As someone living in China, let me tell you what life is like with restricted internet

Imagine having no Google, no Youtube, no Facebook, no Vimeo, no Twitter…being forced to use Bing to search, no accessing any sites hosted on blogspot or wordpress, Gmail having intermittent outages, sites using Google Analytics taking ten times longer to load, Dropbox only working on occasion, and no other file sending services.

Imagine that there are equivalents of these sites that are state-owned and controlled: a search engine that only returns government approved sites, a censored twitter where you must register with your real name and passport number, and an internet radio site that is forced to play “red” songs celebrating the government. Imagine that these government-sanctioned alternatives are shoddily and hastily assembled and have none of the quality or convenience the originals had.

Of course, you can bypass all of this by paying a premium for a VPN. But even then, those can be unreliable or slow and often get shut down. And having to use them feels like a precursor to tiered internet services.

Everyday using the internet here feels like a struggle. There is so much restriction of information, even that which could be considered “benign”. Imagine not being able to have access to any open education sites, such as Khan Academy. The lack of convenience of Googling for an answer is something I miss a lot. Going back home to US internet is amazing and something I’ll never take for granted again.

I know SOPA doesn’t imply that all of this would happen in the US. But it certainly feels like a step towards this sort of restriction, and sets a dangerous precedent.

---------------

▶ [Problem 1]
Decide whether each statement agrees with the post about restricted internet in China, answering yes or no and quoting the words of the post that settle it: (a) Dropbox works only some of the time. (b) The state-controlled alternative to Twitter can be joined without giving a real name. (c) A VPN can be used at no cost.
▶ [Problem 2]
Write the next part of the post about restricted internet in China, starting after its final sentence.
The records that follow were taken from a separate source.

---------------

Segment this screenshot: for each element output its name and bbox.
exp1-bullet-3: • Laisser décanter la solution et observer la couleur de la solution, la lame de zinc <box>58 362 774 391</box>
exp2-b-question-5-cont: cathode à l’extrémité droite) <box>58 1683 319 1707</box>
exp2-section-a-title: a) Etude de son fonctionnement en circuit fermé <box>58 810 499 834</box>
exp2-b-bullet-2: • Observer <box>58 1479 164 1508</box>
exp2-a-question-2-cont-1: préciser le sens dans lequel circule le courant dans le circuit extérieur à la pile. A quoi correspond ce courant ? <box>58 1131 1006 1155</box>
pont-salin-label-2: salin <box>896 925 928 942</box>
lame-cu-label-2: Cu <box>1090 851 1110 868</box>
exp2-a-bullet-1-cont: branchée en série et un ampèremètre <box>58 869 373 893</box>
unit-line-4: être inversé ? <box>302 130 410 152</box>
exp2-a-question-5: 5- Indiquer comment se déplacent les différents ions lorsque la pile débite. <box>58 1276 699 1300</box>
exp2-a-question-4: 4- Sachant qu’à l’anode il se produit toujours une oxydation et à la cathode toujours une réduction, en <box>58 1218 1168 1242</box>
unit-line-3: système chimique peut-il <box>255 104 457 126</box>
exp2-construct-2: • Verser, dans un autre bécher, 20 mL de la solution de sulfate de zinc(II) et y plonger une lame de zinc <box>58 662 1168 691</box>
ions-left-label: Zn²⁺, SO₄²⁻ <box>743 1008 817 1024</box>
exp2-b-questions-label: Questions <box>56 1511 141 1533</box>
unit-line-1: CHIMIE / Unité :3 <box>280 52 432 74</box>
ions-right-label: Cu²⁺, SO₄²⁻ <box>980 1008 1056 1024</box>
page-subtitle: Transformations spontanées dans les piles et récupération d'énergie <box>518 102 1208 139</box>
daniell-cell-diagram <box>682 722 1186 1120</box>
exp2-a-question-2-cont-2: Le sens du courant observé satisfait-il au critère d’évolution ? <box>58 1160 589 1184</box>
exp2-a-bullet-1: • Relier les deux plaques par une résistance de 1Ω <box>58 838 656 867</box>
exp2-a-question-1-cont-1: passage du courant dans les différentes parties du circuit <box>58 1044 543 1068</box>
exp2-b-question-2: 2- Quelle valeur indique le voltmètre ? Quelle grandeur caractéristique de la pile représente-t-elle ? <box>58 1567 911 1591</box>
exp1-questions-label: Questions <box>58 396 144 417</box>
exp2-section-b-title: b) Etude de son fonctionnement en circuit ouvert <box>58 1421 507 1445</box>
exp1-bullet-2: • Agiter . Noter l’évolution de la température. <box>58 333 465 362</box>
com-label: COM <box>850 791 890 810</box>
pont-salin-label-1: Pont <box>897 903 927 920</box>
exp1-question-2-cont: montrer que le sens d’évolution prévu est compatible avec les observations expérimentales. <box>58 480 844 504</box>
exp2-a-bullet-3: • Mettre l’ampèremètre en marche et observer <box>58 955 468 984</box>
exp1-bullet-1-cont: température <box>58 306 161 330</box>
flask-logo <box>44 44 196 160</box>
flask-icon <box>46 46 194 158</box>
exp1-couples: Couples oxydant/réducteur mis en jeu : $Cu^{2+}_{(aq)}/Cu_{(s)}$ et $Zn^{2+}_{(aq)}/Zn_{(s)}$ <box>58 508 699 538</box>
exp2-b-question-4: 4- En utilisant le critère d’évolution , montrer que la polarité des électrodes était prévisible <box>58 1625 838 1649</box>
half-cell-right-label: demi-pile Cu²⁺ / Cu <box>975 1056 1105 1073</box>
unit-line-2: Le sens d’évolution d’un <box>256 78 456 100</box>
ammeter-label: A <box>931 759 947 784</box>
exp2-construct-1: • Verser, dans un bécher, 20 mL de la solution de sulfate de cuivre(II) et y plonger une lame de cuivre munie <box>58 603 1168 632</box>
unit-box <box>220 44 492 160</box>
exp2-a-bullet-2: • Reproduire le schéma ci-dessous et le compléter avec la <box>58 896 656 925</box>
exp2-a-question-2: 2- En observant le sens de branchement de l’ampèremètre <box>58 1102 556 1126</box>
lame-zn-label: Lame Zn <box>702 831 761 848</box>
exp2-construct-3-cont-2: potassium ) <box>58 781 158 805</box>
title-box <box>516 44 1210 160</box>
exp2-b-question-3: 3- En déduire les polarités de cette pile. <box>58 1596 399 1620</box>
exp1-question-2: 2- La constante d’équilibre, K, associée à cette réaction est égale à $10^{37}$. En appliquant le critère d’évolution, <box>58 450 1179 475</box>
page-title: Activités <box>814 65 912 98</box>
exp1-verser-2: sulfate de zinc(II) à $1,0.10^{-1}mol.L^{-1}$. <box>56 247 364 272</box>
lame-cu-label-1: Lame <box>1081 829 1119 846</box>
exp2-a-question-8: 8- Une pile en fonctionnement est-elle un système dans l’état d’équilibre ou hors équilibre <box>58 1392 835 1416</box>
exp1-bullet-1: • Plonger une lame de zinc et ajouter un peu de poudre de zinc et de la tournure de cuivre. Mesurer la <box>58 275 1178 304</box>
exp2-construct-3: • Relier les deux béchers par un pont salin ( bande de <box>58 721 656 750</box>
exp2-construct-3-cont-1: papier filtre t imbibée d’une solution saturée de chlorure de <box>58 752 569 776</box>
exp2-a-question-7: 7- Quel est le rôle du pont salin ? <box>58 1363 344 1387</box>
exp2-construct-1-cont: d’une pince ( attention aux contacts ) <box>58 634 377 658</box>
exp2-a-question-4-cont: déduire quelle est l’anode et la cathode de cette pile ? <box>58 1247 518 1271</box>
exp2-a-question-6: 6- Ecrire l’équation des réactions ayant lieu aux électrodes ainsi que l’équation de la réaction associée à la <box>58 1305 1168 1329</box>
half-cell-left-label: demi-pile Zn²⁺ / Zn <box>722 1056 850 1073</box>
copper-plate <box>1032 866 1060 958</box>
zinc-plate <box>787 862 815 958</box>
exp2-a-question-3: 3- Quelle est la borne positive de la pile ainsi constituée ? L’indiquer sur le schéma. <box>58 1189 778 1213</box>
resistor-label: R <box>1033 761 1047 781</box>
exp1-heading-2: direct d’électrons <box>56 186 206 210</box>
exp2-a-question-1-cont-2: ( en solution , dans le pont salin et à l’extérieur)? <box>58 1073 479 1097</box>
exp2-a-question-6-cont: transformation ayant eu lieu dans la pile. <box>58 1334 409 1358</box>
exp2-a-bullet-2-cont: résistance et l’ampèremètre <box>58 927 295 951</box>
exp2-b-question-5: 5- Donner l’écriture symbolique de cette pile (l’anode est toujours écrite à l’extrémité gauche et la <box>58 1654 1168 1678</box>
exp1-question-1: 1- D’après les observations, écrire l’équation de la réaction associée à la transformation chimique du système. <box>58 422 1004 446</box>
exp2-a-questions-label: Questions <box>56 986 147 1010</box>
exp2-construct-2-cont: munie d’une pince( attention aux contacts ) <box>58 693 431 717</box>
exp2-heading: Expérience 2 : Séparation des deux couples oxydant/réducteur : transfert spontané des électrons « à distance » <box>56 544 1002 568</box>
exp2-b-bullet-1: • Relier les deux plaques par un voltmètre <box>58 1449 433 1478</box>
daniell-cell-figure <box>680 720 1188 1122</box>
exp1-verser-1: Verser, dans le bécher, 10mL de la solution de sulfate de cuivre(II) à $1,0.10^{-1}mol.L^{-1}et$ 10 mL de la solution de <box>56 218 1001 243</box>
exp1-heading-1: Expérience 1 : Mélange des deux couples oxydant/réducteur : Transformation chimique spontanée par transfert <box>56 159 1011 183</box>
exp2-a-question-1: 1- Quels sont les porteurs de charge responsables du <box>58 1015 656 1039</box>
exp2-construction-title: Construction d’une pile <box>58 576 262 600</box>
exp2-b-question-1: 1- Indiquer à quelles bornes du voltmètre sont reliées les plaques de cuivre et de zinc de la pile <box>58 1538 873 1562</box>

---------------

▶ [Task result 1]
(a) Yes: "Dropbox only working on occasion"
(b) No: "a censored twitter where you must register with your real name and passport number"
(c) No: "you can bypass all of this by paying a premium for a VPN"

▶ [Task result 2]
P.S. These restrictions here haven’t slowed down pirating a single bit. When I discuss it with my Chinese friends here, they say that everyone pirates everything; that anyone who legitimately purchases something that could be pirated is considered a fool for doing so.

Honestly, I’ve more or less switched to Bing from Google anyway. Google’s database may be more extensive and better-indexed, but since they disabled quotes and the minus operator (at least by default), it’s goddamned useless.

I saw someone reposted this discussion in Chinese on some of China’s websites and the first idea came up to me when I saw this is that” Damn it, they will soon block reddit.com for this……”

BTW, I bypass the damned Great Fire Wall by setting up a private vpn server on Amazon EC2, which is much more reliable and faster than most of the public commercial VPNs.

Imagine having no Google, no Youtube, no Facebook, no Vimeo, no Twitter…being forced to use Bing to search, no accessing any sites hosted on blogspot or wordpress, Gmail having intermittent outages, sites using Google Analytics taking ten times longer to load, Dropbox only working on occasion, and no other file sending services.

A very western perspective. Most Chinese don’t care because they certainly don’t use these websites. If you replaced these sites with “No Baidu, no Youku, no Renren, no Tudou, no Weibo”, would any of your American audience care? No, because they’ve never heard of nor care about these sites.

Imagine that there are equivalents of these sites that are state-owned

They are not state-owned. They are beholden to the state to stay in business. Big difference. You pretend you know a lot about China, but these mistakes belie a biased ignorance.

a censored twitter where you must register with your real name and passport number

Only in certain cities, and only just recently (who knows if it will even stay around).

shoddily and hastily assembled and have none of the quality or convenience the originals had.

Another lie, and spoken like someone who has never really used them. Weibo is in most ways far superior to Twitter. Embedded pictures, a comment feature, embedded video, and much more. I’d love to hear move of your opinion of how “shoddy” these sites are, but I’m guessing you speak no Chinese and thus have no idea.

P.S. These restrictions here haven’t slowed down pirating a single bit. When I discuss it with my Chinese friends here, they say that everyone pirates everything; that anyone who legitimately purchases something that could be pirated is considered a fool for doing so.

Here’s the clincher. None of what you spoke of is done by the Chinese government to restrict piracy. To even imply so completely discredits your argument and uncovers fundamental problems with your understanding of how and why the Chinese internet works.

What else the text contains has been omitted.